=== Exercise details ===
Make an exact copy of all the entries, but do not reproduce the pictures.

++++ Input data

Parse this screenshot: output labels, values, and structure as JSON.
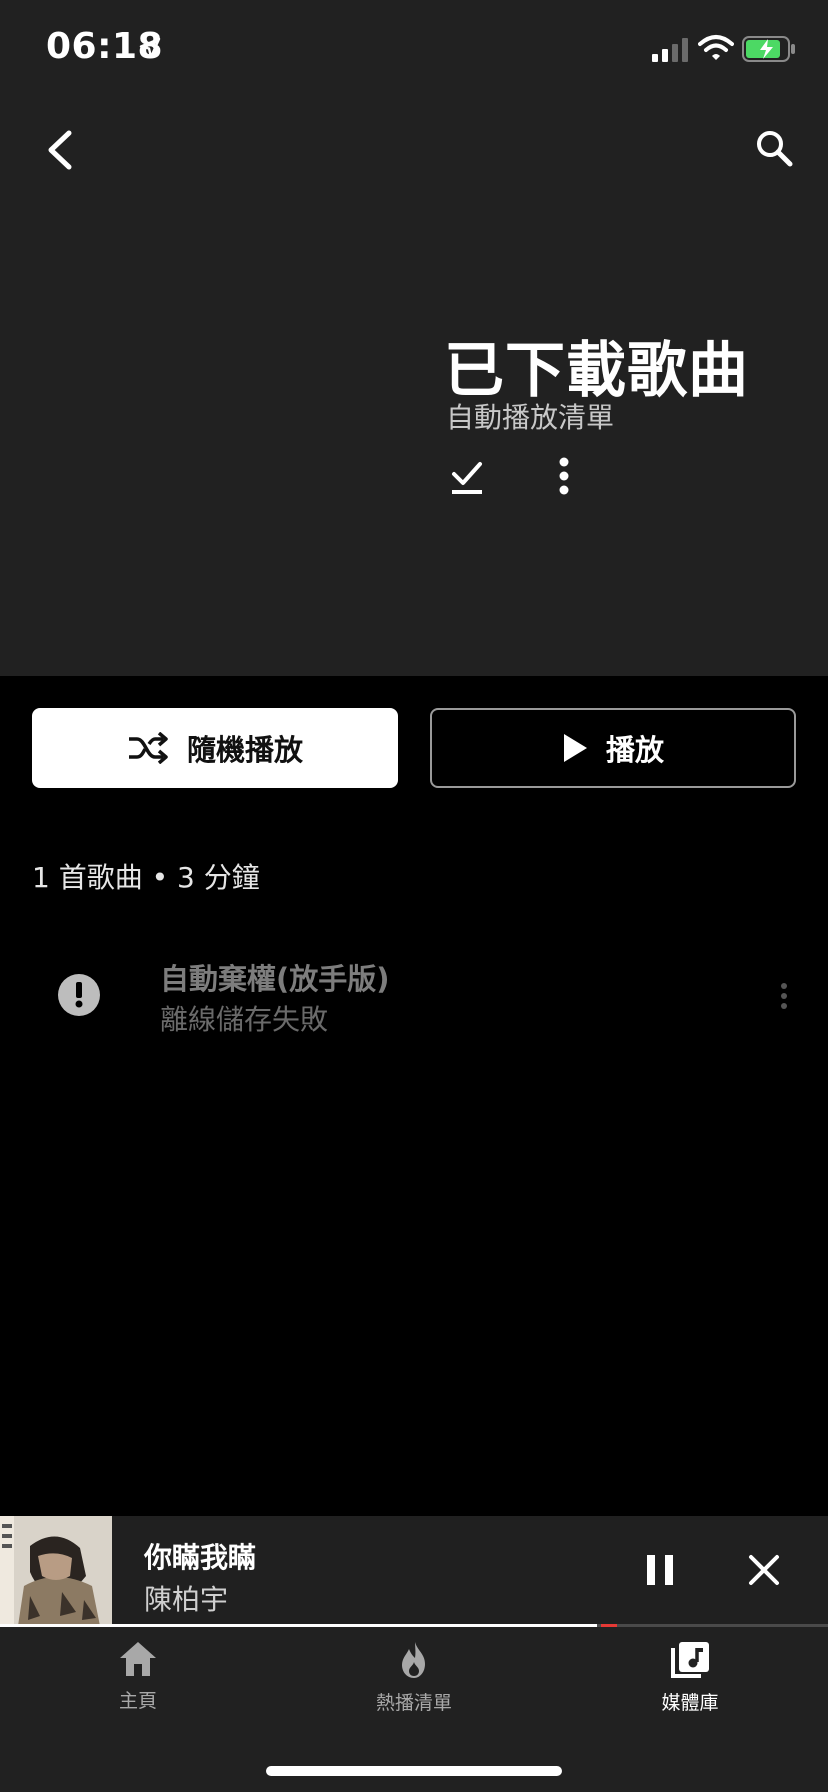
{
  "status_bar": {
    "time": "06:18"
  },
  "header": {
    "title": "已下載歌曲",
    "subtitle": "自動播放清單"
  },
  "actions": {
    "shuffle_label": "隨機播放",
    "play_label": "播放"
  },
  "summary": "1 首歌曲 • 3 分鐘",
  "songs": [
    {
      "title": "自動棄權(放手版)",
      "status": "離線儲存失敗"
    }
  ],
  "now_playing": {
    "title": "你瞞我瞞",
    "artist": "陳柏宇",
    "progress": 0.75
  },
  "bottom_nav": [
    {
      "label": "主頁",
      "icon": "home-icon",
      "active": false
    },
    {
      "label": "熱播清單",
      "icon": "flame-icon",
      "active": false
    },
    {
      "label": "媒體庫",
      "icon": "library-music-icon",
      "active": true
    }
  ],
  "colors": {
    "header_bg": "#212121",
    "background": "#000000",
    "progress_red": "#e53935"
  }
}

++++++++

=== Output ===
Parse this screenshot: output labels, values, and structure as JSON.
{
  "status_bar": {
    "time": "06:18"
  },
  "header": {
    "title": "已下載歌曲",
    "subtitle": "自動播放清單"
  },
  "actions": {
    "shuffle_label": "隨機播放",
    "play_label": "播放"
  },
  "summary": "1 首歌曲 • 3 分鐘",
  "songs": [
    {
      "title": "自動棄權(放手版)",
      "status": "離線儲存失敗"
    }
  ],
  "now_playing": {
    "title": "你瞞我瞞",
    "artist": "陳柏宇",
    "progress": 0.75
  },
  "bottom_nav": [
    {
      "label": "主頁",
      "icon": "home-icon",
      "active": false
    },
    {
      "label": "熱播清單",
      "icon": "flame-icon",
      "active": false
    },
    {
      "label": "媒體庫",
      "icon": "library-music-icon",
      "active": true
    }
  ],
  "colors": {
    "header_bg": "#212121",
    "background": "#000000",
    "progress_red": "#e53935"
  }
}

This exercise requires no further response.